▸ **To be done**: Below are some records. Copy every line in them that holds "items".

[Data excerpts]
========
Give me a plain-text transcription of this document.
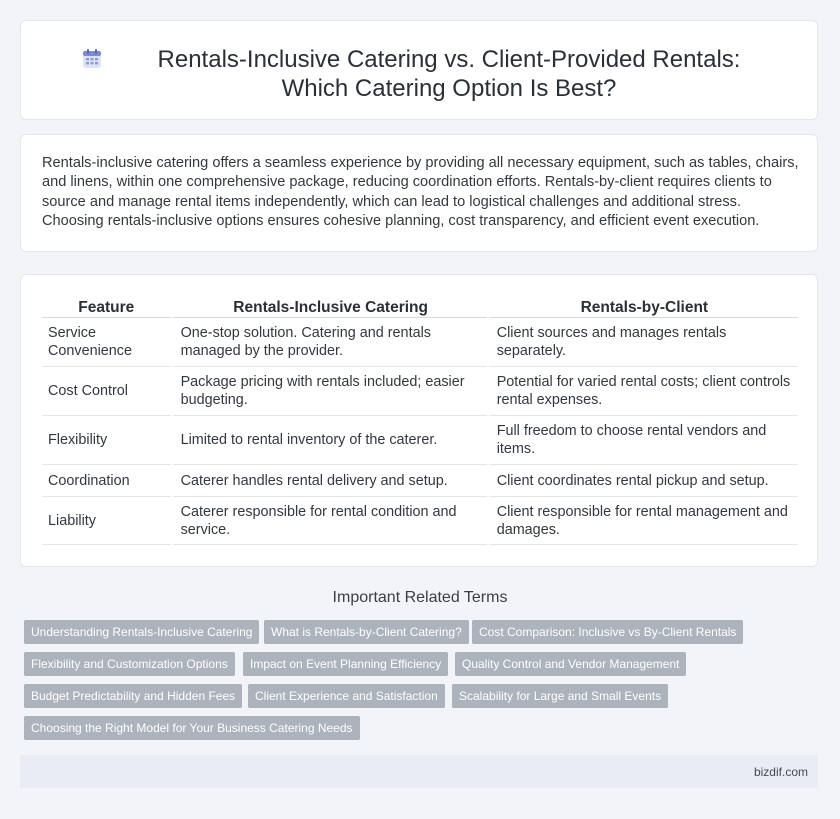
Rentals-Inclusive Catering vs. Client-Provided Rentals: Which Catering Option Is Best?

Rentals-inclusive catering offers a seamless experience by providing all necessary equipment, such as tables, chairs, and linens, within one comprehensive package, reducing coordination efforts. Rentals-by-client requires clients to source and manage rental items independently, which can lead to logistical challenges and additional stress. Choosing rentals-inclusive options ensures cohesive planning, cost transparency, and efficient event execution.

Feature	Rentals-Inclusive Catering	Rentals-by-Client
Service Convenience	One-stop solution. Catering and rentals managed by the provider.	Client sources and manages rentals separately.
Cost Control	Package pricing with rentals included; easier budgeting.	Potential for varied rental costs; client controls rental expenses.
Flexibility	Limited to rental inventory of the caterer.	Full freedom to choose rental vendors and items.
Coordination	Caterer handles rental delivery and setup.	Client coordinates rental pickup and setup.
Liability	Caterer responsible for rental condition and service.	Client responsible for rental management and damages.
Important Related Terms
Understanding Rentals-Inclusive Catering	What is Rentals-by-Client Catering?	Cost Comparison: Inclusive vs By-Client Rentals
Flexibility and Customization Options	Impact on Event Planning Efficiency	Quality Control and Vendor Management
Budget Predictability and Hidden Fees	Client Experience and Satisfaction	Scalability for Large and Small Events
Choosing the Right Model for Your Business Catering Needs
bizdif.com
========
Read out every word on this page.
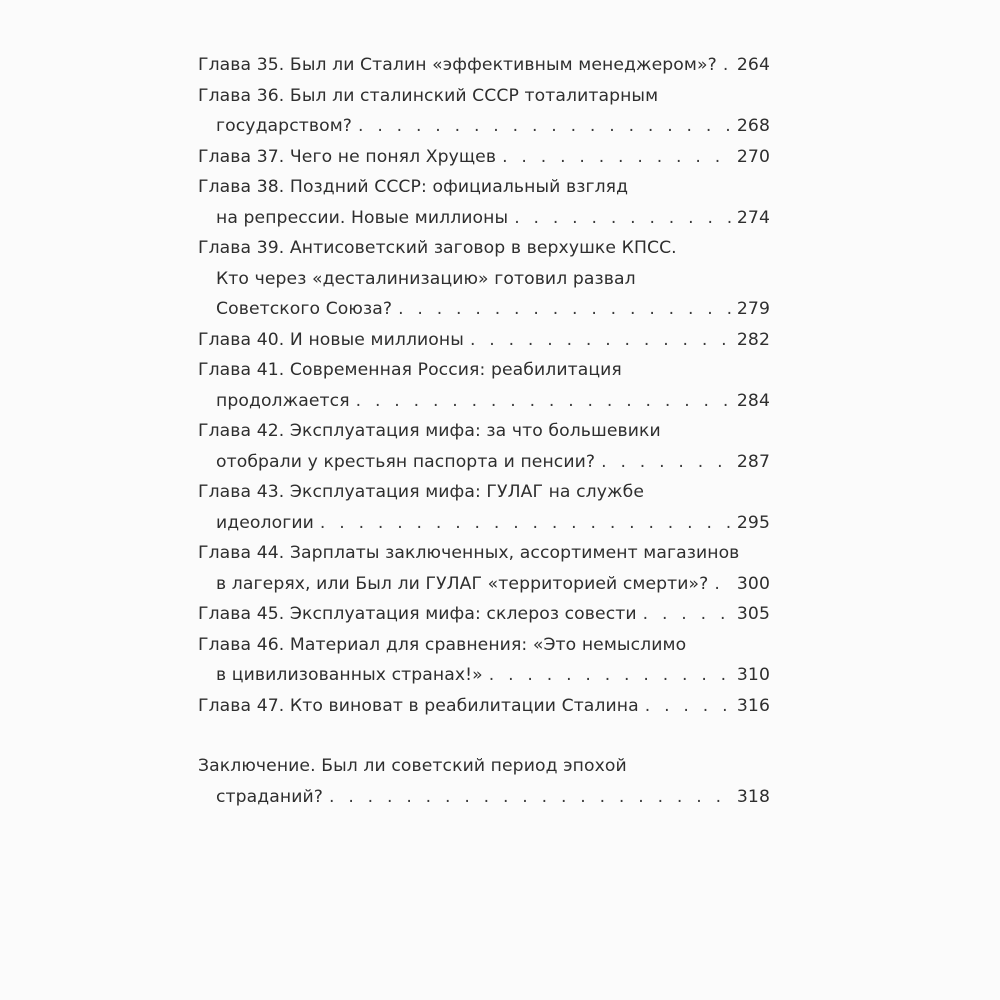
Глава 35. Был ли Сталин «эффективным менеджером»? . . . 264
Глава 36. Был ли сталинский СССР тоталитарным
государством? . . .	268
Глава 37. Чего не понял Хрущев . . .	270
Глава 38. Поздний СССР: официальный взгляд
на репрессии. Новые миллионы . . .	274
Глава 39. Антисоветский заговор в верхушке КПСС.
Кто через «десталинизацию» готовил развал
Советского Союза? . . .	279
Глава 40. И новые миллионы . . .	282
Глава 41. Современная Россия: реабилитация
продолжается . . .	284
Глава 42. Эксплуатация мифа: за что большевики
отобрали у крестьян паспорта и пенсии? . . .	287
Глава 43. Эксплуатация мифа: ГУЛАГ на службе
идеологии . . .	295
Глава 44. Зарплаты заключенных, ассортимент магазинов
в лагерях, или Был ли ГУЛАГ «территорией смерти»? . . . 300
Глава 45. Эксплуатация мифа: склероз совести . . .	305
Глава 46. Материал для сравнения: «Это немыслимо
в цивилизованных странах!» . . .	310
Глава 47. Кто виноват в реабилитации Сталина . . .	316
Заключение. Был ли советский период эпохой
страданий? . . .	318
========
▸ **Output**:
Rentals-inclusive catering offers a seamless experience by providing all necessary equipment, such as tables, chairs, and linens, within one comprehensive package, reducing coordination efforts. Rentals-by-client requires clients to source and manage rental items independently, which can lead to logistical challenges and additional stress. Choosing rentals-inclusive options ensures cohesive planning, cost transparency, and efficient event execution.
Flexibility	Limited to rental inventory of the caterer.	Full freedom to choose rental vendors and items.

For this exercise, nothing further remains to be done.